Challenge: Write out each line exactly as it stands, please.

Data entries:
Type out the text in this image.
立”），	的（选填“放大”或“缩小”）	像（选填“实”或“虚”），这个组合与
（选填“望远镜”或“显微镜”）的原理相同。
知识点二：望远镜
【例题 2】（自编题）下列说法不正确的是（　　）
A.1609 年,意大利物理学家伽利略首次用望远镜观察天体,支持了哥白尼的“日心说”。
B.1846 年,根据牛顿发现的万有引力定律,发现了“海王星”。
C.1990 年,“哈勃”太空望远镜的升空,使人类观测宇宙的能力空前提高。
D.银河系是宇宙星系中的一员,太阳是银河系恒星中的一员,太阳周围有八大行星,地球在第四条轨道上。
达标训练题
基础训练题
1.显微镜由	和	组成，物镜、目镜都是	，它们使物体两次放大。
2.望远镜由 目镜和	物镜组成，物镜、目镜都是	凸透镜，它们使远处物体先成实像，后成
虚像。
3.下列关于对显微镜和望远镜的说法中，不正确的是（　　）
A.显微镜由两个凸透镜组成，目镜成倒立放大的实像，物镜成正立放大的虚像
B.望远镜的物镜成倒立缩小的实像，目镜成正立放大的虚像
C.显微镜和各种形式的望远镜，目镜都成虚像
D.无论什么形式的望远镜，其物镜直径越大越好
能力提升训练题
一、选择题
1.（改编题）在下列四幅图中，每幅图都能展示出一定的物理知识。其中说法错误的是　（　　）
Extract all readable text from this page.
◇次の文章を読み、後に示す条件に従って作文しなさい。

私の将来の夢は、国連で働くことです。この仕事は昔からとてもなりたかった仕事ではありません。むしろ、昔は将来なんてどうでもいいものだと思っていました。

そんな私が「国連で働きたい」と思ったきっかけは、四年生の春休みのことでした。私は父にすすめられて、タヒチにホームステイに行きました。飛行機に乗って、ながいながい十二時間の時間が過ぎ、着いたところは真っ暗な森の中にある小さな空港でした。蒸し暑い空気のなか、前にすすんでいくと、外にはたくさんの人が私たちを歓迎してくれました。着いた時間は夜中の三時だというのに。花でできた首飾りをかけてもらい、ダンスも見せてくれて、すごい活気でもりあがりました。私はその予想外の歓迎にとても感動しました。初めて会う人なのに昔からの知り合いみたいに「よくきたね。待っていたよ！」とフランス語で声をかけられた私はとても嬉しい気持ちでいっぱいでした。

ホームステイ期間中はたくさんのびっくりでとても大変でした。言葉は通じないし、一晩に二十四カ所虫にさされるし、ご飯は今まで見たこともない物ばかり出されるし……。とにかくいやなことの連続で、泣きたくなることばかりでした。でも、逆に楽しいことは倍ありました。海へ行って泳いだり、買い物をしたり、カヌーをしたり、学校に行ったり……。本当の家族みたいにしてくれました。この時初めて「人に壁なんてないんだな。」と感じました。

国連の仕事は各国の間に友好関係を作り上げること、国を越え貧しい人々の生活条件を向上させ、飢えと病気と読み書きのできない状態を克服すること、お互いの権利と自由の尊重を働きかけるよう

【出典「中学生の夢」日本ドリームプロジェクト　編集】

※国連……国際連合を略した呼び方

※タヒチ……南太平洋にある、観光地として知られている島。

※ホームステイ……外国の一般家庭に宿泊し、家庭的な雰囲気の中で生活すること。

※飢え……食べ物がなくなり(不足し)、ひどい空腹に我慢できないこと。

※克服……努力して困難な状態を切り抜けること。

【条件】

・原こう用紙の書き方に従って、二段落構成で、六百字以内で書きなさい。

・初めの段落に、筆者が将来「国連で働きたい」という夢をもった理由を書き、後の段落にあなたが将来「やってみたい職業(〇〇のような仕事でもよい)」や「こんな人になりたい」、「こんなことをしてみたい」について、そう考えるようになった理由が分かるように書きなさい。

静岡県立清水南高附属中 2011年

The completed task:
Type out the text in this image.
立”），	的（选填“放大”或“缩小”）	像（选填“实”或“虚”），这个组合与
（选填“望远镜”或“显微镜”）的原理相同。
知识点二：望远镜
【例题 2】（自编题）下列说法不正确的是（　　）
A.1609 年,意大利物理学家伽利略首次用望远镜观察天体,支持了哥白尼的“日心说”。
B.1846 年,根据牛顿发现的万有引力定律,发现了“海王星”。
C.1990 年,“哈勃”太空望远镜的升空,使人类观测宇宙的能力空前提高。
D.银河系是宇宙星系中的一员,太阳是银河系恒星中的一员,太阳周围有八大行星,地球在第四条轨道上。
达标训练题
基础训练题
1.显微镜由	和	组成，物镜、目镜都是	，它们使物体两次放大。
2.望远镜由 目镜和	物镜组成，物镜、目镜都是	凸透镜，它们使远处物体先成实像，后成
虚像。
3.下列关于对显微镜和望远镜的说法中，不正确的是（　　）
A.显微镜由两个凸透镜组成，目镜成倒立放大的实像，物镜成正立放大的虚像
B.望远镜的物镜成倒立缩小的实像，目镜成正立放大的虚像
C.显微镜和各种形式的望远镜，目镜都成虚像
D.无论什么形式的望远镜，其物镜直径越大越好
能力提升训练题
一、选择题
1.（改编题）在下列四幅图中，每幅图都能展示出一定的物理知识。其中说法错误的是　（　　）
Extract all readable text from this page.
◇次の文章を読み、後に示す条件に従って作文しなさい。

私の将来の夢は、国連で働くことです。この仕事は昔からとてもなりたかった仕事ではありません。むしろ、昔は将来なんてどうでもいいものだと思っていました。

そんな私が「国連で働きたい」と思ったきっかけは、四年生の春休みのことでした。私は父にすすめられて、タヒチにホームステイに行きました。飛行機に乗って、ながいながい十二時間の時間が過ぎ、着いたところは真っ暗な森の中にある小さな空港でした。蒸し暑い空気のなか、前にすすんでいくと、外にはたくさんの人が私たちを歓迎してくれました。着いた時間は夜中の三時だというのに。花でできた首飾りをかけてもらい、ダンスも見せてくれて、すごい活気でもりあがりました。私はその予想外の歓迎にとても感動しました。初めて会う人なのに昔からの知り合いみたいに「よくきたね。待っていたよ！」とフランス語で声をかけられた私はとても嬉しい気持ちでいっぱいでした。

ホームステイ期間中はたくさんのびっくりでとても大変でした。言葉は通じないし、一晩に二十四カ所虫にさされるし、ご飯は今まで見たこともない物ばかり出されるし……。とにかくいやなことの連続で、泣きたくなることばかりでした。でも、逆に楽しいことは倍ありました。海へ行って泳いだり、買い物をしたり、カヌーをしたり、学校に行ったり……。本当の家族みたいにしてくれました。この時初めて「人に壁なんてないんだな。」と感じました。

国連の仕事は各国の間に友好関係を作り上げること、国を越え貧しい人々の生活条件を向上させ、飢えと病気と読み書きのできない状態を克服すること、お互いの権利と自由の尊重を働きかけるよう

【出典「中学生の夢」日本ドリームプロジェクト　編集】

※国連……国際連合を略した呼び方

※タヒチ……南太平洋にある、観光地として知られている島。

※ホームステイ……外国の一般家庭に宿泊し、家庭的な雰囲気の中で生活すること。

※飢え……食べ物がなくなり(不足し)、ひどい空腹に我慢できないこと。

※克服……努力して困難な状態を切り抜けること。

【条件】

・原こう用紙の書き方に従って、二段落構成で、六百字以内で書きなさい。

・初めの段落に、筆者が将来「国連で働きたい」という夢をもった理由を書き、後の段落にあなたが将来「やってみたい職業(〇〇のような仕事でもよい)」や「こんな人になりたい」、「こんなことをしてみたい」について、そう考えるようになった理由が分かるように書きなさい。

静岡県立清水南高附属中 2011年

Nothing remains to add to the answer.